------ DONNÉES FOURNIES
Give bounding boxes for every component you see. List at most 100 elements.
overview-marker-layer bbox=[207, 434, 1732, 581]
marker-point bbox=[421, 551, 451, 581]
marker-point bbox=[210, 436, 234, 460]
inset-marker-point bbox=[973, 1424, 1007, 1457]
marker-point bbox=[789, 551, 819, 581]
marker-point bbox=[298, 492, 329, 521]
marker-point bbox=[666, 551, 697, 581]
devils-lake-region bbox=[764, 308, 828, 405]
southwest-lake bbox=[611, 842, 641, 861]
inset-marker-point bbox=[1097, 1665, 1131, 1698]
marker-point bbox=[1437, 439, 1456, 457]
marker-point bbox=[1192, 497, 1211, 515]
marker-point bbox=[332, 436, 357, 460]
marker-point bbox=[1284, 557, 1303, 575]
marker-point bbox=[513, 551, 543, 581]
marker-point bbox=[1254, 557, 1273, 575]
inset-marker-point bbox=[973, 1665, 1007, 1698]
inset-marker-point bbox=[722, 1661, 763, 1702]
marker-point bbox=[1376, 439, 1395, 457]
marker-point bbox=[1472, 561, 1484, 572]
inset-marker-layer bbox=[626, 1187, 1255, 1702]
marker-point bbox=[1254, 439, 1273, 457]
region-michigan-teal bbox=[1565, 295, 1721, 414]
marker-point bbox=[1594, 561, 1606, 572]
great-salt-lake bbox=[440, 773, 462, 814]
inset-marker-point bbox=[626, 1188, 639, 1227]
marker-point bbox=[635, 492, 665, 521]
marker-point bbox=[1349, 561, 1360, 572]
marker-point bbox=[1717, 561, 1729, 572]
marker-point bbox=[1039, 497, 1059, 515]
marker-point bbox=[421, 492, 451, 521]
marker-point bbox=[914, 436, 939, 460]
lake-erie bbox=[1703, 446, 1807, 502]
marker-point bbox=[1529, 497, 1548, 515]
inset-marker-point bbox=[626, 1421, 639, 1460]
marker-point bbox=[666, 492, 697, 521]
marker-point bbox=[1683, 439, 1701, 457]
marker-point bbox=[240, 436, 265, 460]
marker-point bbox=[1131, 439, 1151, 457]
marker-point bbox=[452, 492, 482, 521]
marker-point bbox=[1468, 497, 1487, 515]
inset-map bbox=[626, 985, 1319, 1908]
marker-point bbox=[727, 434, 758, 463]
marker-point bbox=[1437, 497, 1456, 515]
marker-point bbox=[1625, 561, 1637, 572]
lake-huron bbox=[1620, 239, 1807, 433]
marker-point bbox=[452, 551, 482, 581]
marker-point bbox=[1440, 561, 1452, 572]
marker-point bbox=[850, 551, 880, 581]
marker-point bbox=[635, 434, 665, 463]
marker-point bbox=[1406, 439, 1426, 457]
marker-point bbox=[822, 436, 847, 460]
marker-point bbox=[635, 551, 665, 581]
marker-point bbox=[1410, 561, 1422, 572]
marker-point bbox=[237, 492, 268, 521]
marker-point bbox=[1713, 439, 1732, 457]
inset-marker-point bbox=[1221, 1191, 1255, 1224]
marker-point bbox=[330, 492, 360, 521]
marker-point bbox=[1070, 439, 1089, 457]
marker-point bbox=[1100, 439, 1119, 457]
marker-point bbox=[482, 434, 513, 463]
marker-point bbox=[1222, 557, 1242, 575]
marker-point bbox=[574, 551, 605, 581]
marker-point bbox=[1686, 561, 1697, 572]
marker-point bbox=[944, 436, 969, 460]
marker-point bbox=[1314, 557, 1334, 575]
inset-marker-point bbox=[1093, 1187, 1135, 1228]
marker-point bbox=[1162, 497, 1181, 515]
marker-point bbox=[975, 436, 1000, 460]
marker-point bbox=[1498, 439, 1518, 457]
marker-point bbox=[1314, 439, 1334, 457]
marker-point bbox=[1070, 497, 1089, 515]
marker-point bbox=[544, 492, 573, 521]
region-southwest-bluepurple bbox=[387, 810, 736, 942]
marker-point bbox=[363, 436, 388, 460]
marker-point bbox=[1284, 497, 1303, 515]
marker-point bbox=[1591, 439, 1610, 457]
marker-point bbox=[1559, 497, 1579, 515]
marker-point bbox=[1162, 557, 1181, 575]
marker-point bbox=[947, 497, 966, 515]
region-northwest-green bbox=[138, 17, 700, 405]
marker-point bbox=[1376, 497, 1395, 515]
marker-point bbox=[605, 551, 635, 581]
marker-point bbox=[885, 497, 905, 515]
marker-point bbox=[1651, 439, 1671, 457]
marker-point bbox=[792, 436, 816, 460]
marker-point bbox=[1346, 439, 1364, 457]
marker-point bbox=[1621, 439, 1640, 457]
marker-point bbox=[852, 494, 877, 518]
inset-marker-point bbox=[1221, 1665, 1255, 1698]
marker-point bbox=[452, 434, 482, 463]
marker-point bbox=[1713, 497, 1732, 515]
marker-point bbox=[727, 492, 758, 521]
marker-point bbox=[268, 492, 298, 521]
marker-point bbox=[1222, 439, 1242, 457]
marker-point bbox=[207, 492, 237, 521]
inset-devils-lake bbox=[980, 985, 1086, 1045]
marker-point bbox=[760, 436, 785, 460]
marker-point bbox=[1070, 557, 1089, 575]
------------
■ ÉNONCÉ:
Convertissez les lignes de toutes les entrées en une liste JSON de chaînes, à raison d'une chaîne par ligne, sans reprendre les lignes vides.

■ CORRIGÉ:
[
  "Give bounding boxes for every component you see. List at most 100 elements.",
  "overview-marker-layer bbox=[207, 434, 1732, 581]",
  "marker-point bbox=[421, 551, 451, 581]",
  "marker-point bbox=[210, 436, 234, 460]",
  "inset-marker-point bbox=[973, 1424, 1007, 1457]",
  "marker-point bbox=[789, 551, 819, 581]",
  "marker-point bbox=[298, 492, 329, 521]",
  "marker-point bbox=[666, 551, 697, 581]",
  "devils-lake-region bbox=[764, 308, 828, 405]",
  "southwest-lake bbox=[611, 842, 641, 861]",
  "inset-marker-point bbox=[1097, 1665, 1131, 1698]",
  "marker-point bbox=[1437, 439, 1456, 457]",
  "marker-point bbox=[1192, 497, 1211, 515]",
  "marker-point bbox=[332, 436, 357, 460]",
  "marker-point bbox=[1284, 557, 1303, 575]",
  "marker-point bbox=[513, 551, 543, 581]",
  "marker-point bbox=[1254, 557, 1273, 575]",
  "inset-marker-point bbox=[973, 1665, 1007, 1698]",
  "inset-marker-point bbox=[722, 1661, 763, 1702]",
  "marker-point bbox=[1376, 439, 1395, 457]",
  "marker-point bbox=[1472, 561, 1484, 572]",
  "inset-marker-layer bbox=[626, 1187, 1255, 1702]",
  "marker-point bbox=[1254, 439, 1273, 457]",
  "region-michigan-teal bbox=[1565, 295, 1721, 414]",
  "marker-point bbox=[1594, 561, 1606, 572]",
  "great-salt-lake bbox=[440, 773, 462, 814]",
  "inset-marker-point bbox=[626, 1188, 639, 1227]",
  "marker-point bbox=[635, 492, 665, 521]",
  "marker-point bbox=[1349, 561, 1360, 572]",
  "marker-point bbox=[1717, 561, 1729, 572]",
  "marker-point bbox=[1039, 497, 1059, 515]",
  "marker-point bbox=[421, 492, 451, 521]",
  "marker-point bbox=[914, 436, 939, 460]",
  "lake-erie bbox=[1703, 446, 1807, 502]",
  "marker-point bbox=[1529, 497, 1548, 515]",
  "inset-marker-point bbox=[626, 1421, 639, 1460]",
  "marker-point bbox=[666, 492, 697, 521]",
  "marker-point bbox=[1683, 439, 1701, 457]",
  "marker-point bbox=[240, 436, 265, 460]",
  "marker-point bbox=[1131, 439, 1151, 457]",
  "marker-point bbox=[452, 492, 482, 521]",
  "marker-point bbox=[1468, 497, 1487, 515]",
  "inset-map bbox=[626, 985, 1319, 1908]",
  "marker-point bbox=[727, 434, 758, 463]",
  "marker-point bbox=[1437, 497, 1456, 515]",
  "marker-point bbox=[1625, 561, 1637, 572]",
  "lake-huron bbox=[1620, 239, 1807, 433]",
  "marker-point bbox=[452, 551, 482, 581]",
  "marker-point bbox=[1440, 561, 1452, 572]",
  "marker-point bbox=[850, 551, 880, 581]",
  "marker-point bbox=[635, 434, 665, 463]",
  "marker-point bbox=[1406, 439, 1426, 457]",
  "marker-point bbox=[822, 436, 847, 460]",
  "marker-point bbox=[635, 551, 665, 581]",
  "marker-point bbox=[1410, 561, 1422, 572]",
  "marker-point bbox=[237, 492, 268, 521]",
  "marker-point bbox=[1713, 439, 1732, 457]",
  "inset-marker-point bbox=[1221, 1191, 1255, 1224]",
  "marker-point bbox=[330, 492, 360, 521]",
  "marker-point bbox=[1070, 439, 1089, 457]",
  "marker-point bbox=[1100, 439, 1119, 457]",
  "marker-point bbox=[482, 434, 513, 463]",
  "marker-point bbox=[1222, 557, 1242, 575]",
  "marker-point bbox=[574, 551, 605, 581]",
  "marker-point bbox=[1686, 561, 1697, 572]",
  "marker-point bbox=[944, 436, 969, 460]",
  "marker-point bbox=[1314, 557, 1334, 575]",
  "inset-marker-point bbox=[1093, 1187, 1135, 1228]",
  "marker-point bbox=[1162, 497, 1181, 515]",
  "marker-point bbox=[975, 436, 1000, 460]",
  "marker-point bbox=[1498, 439, 1518, 457]",
  "marker-point bbox=[1314, 439, 1334, 457]",
  "marker-point bbox=[1070, 497, 1089, 515]",
  "marker-point bbox=[544, 492, 573, 521]",
  "region-southwest-bluepurple bbox=[387, 810, 736, 942]",
  "marker-point bbox=[363, 436, 388, 460]",
  "marker-point bbox=[1284, 497, 1303, 515]",
  "marker-point bbox=[1591, 439, 1610, 457]",
  "marker-point bbox=[1559, 497, 1579, 515]",
  "marker-point bbox=[1162, 557, 1181, 575]",
  "marker-point bbox=[947, 497, 966, 515]",
  "region-northwest-green bbox=[138, 17, 700, 405]",
  "marker-point bbox=[1376, 497, 1395, 515]",
  "marker-point bbox=[605, 551, 635, 581]",
  "marker-point bbox=[885, 497, 905, 515]",
  "marker-point bbox=[1651, 439, 1671, 457]",
  "marker-point bbox=[792, 436, 816, 460]",
  "marker-point bbox=[1346, 439, 1364, 457]",
  "marker-point bbox=[1621, 439, 1640, 457]",
  "marker-point bbox=[852, 494, 877, 518]",
  "inset-marker-point bbox=[1221, 1665, 1255, 1698]",
  "marker-point bbox=[452, 434, 482, 463]",
  "marker-point bbox=[1713, 497, 1732, 515]",
  "marker-point bbox=[727, 492, 758, 521]",
  "marker-point bbox=[268, 492, 298, 521]",
  "marker-point bbox=[1222, 439, 1242, 457]",
  "marker-point bbox=[207, 492, 237, 521]",
  "inset-devils-lake bbox=[980, 985, 1086, 1045]",
  "marker-point bbox=[760, 436, 785, 460]",
  "marker-point bbox=[1070, 557, 1089, 575]"
]